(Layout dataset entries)
>>>
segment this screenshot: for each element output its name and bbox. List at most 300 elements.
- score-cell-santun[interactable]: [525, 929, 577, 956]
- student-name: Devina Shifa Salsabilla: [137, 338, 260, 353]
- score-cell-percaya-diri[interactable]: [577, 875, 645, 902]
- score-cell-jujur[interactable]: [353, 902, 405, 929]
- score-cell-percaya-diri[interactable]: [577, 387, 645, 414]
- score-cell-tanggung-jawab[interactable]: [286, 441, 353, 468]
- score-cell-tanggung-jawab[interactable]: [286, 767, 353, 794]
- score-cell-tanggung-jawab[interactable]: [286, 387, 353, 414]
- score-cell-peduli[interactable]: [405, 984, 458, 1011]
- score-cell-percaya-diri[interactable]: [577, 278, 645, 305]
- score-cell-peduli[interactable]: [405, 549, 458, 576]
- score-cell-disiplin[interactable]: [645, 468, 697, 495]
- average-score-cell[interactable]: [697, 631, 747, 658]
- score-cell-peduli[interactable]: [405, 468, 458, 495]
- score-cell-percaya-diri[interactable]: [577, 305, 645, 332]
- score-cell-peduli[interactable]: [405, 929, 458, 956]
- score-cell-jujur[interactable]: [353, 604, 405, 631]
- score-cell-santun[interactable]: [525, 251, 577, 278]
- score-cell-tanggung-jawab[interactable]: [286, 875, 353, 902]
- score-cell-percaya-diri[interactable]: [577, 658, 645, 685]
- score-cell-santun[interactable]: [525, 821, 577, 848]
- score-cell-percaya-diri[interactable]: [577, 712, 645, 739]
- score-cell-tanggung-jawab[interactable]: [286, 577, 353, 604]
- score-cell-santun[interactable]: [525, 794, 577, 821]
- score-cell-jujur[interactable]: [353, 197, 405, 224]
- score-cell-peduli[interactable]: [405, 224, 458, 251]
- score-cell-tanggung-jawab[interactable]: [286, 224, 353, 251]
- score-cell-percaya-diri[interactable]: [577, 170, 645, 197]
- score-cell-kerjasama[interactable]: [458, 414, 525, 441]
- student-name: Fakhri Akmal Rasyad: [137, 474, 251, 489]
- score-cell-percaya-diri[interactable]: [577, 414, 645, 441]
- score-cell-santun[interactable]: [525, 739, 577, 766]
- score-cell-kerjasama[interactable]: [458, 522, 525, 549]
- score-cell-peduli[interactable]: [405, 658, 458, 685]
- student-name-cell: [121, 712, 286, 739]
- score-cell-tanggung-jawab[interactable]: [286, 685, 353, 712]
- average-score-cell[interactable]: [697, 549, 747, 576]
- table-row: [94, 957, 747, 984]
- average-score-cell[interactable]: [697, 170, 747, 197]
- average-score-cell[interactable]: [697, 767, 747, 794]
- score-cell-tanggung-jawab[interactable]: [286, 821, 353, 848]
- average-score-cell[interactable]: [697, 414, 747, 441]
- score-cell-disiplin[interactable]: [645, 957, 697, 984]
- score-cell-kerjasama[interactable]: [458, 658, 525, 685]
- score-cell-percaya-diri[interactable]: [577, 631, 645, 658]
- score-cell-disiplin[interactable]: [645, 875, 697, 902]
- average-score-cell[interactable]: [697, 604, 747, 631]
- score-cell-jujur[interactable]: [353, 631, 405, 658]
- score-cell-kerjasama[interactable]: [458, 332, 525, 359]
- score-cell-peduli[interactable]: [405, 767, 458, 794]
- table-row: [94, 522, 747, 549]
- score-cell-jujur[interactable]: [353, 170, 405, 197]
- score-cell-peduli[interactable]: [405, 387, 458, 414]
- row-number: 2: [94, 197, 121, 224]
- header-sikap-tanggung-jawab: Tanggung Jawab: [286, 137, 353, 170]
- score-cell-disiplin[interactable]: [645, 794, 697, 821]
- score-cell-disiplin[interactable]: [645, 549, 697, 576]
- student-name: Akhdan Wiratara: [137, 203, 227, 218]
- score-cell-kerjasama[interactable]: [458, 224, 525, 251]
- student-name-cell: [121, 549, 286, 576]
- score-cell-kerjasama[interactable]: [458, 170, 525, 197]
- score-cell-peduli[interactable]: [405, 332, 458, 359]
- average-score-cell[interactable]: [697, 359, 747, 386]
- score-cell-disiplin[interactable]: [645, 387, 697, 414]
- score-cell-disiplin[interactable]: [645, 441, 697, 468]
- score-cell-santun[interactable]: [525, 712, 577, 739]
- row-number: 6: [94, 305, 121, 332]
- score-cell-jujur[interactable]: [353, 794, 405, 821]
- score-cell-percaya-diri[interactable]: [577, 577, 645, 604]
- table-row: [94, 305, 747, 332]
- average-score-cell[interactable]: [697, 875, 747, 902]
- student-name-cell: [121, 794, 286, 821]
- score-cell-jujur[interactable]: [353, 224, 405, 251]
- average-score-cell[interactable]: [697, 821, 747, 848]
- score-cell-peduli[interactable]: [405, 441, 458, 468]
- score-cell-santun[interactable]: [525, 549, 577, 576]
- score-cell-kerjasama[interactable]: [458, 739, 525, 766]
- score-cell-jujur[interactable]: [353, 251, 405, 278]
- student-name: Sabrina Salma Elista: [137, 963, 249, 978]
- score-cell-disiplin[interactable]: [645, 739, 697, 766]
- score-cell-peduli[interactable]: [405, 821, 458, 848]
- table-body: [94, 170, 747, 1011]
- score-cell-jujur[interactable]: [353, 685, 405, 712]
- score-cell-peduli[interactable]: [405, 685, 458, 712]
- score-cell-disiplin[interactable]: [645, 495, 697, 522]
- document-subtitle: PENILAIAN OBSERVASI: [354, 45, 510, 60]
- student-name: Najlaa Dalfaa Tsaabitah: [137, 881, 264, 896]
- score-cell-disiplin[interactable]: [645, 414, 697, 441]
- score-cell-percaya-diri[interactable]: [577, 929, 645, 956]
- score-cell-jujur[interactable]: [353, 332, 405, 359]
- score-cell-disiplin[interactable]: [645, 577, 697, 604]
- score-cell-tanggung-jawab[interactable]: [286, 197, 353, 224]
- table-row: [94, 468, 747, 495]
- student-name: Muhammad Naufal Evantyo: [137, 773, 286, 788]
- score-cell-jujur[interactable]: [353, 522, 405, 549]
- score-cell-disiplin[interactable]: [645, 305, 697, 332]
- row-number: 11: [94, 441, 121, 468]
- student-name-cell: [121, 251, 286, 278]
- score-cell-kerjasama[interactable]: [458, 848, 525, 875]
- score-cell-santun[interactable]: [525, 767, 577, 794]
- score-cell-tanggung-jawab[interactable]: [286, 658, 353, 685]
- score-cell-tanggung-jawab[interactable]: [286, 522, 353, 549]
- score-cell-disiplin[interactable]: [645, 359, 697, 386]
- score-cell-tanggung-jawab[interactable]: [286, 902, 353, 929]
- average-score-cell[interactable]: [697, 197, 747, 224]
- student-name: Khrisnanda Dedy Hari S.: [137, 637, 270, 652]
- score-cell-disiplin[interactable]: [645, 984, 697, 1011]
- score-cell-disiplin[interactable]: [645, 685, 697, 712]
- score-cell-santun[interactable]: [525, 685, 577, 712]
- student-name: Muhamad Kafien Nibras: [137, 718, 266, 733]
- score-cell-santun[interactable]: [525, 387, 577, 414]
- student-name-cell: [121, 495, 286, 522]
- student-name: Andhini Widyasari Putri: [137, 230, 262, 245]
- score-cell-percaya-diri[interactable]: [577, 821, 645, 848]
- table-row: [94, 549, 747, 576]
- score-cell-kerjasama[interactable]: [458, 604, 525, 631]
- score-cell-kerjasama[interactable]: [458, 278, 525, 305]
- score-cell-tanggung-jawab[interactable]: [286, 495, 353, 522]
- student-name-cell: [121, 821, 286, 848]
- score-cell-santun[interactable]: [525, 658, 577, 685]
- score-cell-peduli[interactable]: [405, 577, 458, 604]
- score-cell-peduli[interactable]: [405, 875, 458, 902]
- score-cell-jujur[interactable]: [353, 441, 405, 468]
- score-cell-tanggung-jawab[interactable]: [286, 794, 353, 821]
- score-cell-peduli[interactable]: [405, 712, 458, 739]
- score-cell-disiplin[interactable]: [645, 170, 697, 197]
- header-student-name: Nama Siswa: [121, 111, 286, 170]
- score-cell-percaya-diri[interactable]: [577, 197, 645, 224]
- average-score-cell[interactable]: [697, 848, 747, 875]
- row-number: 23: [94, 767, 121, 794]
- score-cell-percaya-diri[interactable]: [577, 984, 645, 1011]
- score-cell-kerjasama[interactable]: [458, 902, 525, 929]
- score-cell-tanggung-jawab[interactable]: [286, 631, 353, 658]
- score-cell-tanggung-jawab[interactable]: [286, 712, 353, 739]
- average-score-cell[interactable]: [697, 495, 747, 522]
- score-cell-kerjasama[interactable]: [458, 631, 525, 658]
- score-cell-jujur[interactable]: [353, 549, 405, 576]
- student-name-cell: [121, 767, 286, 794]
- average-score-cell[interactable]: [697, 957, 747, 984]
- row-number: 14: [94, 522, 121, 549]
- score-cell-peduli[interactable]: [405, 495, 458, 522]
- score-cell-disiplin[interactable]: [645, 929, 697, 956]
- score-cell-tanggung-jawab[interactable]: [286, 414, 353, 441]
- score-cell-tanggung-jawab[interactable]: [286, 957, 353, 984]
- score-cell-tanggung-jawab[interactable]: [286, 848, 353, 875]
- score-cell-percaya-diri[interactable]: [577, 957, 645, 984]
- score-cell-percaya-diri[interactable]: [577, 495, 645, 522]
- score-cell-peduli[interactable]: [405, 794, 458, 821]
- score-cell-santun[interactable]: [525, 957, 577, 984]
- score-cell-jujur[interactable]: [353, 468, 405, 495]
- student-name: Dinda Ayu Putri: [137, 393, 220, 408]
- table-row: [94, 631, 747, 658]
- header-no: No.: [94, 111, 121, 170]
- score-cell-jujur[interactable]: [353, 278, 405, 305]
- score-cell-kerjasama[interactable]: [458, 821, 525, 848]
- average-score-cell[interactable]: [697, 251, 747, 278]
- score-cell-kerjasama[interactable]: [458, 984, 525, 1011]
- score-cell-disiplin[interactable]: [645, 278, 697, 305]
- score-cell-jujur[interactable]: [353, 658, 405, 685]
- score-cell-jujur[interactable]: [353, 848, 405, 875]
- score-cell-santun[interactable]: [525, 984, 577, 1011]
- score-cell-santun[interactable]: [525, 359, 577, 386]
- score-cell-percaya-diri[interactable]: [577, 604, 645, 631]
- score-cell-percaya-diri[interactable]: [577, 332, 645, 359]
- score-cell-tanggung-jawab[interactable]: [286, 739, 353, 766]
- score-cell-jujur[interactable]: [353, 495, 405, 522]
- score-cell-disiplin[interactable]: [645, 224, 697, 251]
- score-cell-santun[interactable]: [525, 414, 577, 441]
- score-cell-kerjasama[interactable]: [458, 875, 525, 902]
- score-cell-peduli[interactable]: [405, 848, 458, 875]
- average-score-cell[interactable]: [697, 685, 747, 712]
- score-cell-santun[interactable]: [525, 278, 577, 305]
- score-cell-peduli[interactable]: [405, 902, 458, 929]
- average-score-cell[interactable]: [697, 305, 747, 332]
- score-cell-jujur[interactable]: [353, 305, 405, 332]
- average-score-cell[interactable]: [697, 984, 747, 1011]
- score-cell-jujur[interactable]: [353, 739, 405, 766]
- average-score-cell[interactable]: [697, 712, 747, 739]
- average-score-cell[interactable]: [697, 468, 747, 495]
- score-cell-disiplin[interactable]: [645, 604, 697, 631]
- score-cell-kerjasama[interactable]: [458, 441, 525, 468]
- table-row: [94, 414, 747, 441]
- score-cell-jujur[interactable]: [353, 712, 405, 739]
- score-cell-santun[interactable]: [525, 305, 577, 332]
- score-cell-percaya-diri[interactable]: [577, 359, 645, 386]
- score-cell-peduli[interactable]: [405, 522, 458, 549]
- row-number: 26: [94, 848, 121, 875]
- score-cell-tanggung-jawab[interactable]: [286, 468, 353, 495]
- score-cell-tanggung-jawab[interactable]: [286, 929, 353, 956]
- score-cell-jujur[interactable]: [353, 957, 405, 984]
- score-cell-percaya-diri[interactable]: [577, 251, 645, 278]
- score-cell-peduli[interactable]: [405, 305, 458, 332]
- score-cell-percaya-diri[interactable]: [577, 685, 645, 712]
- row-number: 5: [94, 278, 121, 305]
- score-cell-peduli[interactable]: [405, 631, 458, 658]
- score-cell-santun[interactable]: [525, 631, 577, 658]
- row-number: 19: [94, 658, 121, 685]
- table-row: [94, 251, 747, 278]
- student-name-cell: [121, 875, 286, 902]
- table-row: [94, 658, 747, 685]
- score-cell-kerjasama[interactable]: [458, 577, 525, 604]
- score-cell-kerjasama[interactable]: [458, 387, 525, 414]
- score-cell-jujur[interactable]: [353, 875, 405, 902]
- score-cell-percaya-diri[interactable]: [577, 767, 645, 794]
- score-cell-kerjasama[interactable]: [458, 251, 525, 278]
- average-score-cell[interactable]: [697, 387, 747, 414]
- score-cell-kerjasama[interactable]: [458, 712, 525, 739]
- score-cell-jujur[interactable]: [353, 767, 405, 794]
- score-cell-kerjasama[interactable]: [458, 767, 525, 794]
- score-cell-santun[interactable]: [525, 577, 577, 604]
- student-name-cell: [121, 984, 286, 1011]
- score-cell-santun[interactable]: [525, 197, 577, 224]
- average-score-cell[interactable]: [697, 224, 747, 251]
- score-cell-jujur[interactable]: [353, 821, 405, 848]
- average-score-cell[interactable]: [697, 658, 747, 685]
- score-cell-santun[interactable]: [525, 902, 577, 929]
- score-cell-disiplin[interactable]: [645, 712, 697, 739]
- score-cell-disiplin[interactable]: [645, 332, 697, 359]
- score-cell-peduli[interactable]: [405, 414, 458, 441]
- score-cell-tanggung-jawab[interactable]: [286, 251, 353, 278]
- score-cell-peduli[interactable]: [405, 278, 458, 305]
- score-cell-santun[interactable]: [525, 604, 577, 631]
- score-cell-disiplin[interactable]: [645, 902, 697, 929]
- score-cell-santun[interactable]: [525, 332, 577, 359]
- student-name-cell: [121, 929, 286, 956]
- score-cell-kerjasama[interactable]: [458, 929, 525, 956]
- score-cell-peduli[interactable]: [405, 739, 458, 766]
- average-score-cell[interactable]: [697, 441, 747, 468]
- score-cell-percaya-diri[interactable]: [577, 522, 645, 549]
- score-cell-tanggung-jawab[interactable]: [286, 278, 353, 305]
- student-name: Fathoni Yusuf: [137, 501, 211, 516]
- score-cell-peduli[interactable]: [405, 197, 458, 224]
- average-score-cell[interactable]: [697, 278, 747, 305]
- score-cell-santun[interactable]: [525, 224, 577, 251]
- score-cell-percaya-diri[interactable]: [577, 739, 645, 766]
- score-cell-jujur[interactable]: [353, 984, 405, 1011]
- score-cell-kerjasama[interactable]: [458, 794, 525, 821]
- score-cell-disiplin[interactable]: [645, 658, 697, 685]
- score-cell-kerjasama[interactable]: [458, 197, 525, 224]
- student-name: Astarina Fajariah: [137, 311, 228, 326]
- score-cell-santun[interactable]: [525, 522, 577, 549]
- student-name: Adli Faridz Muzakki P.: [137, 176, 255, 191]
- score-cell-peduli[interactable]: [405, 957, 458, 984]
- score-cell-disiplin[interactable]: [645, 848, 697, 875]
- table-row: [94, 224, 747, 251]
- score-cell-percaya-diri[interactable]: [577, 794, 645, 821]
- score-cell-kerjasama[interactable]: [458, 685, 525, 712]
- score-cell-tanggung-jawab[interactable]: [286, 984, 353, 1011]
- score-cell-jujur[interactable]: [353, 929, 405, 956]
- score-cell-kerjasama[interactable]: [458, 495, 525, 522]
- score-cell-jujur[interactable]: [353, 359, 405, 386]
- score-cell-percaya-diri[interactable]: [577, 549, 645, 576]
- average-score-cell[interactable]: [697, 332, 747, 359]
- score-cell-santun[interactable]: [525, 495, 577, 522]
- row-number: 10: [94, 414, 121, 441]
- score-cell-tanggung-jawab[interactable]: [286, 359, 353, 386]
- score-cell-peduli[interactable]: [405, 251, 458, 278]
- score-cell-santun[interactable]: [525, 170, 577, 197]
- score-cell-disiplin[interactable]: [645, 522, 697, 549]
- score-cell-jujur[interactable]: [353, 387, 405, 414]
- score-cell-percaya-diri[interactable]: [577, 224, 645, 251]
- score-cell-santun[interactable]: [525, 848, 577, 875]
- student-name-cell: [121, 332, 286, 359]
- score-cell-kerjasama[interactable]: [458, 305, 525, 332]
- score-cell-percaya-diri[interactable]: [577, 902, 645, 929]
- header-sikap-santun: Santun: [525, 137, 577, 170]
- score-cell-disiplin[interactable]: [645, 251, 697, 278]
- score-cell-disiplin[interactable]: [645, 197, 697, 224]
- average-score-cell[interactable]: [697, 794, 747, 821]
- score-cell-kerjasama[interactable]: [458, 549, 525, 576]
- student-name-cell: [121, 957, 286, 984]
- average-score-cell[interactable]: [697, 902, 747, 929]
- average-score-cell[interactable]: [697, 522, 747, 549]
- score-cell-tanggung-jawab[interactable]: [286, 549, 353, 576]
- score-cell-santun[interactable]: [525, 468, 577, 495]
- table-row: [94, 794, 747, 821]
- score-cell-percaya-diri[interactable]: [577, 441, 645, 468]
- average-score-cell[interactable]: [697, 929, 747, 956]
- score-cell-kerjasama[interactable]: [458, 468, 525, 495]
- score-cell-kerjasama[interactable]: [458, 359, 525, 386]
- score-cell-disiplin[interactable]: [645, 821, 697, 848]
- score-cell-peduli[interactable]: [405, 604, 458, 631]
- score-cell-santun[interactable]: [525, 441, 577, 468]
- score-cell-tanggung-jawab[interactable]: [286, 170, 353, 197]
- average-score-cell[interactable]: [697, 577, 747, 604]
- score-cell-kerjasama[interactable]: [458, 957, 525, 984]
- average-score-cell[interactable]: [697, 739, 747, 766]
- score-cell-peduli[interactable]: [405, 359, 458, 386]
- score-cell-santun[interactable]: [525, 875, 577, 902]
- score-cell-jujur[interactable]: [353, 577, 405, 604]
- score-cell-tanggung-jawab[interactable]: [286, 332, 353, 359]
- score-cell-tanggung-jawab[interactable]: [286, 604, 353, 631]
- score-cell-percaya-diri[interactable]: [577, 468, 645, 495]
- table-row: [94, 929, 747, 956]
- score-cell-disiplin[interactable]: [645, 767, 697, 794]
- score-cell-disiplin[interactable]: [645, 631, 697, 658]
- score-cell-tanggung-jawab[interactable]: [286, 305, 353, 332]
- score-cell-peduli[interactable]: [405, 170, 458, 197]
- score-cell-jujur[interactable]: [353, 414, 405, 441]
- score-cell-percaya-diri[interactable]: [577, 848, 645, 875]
<<<
■ Problem requirements ■
Please copy everything from the start of the records down to and including the line containing "- score-cell-percaya-diri[interactable]: [577, 875, 645, 902]", swapping "santun" for "sopan" and leaving all else unchanged.

■ Exercise solution ■
segment this screenshot: for each element output its name and bbox. List at most 300 elements.
- score-cell-sopan[interactable]: [525, 929, 577, 956]
- student-name: Devina Shifa Salsabilla: [137, 338, 260, 353]
- score-cell-percaya-diri[interactable]: [577, 875, 645, 902]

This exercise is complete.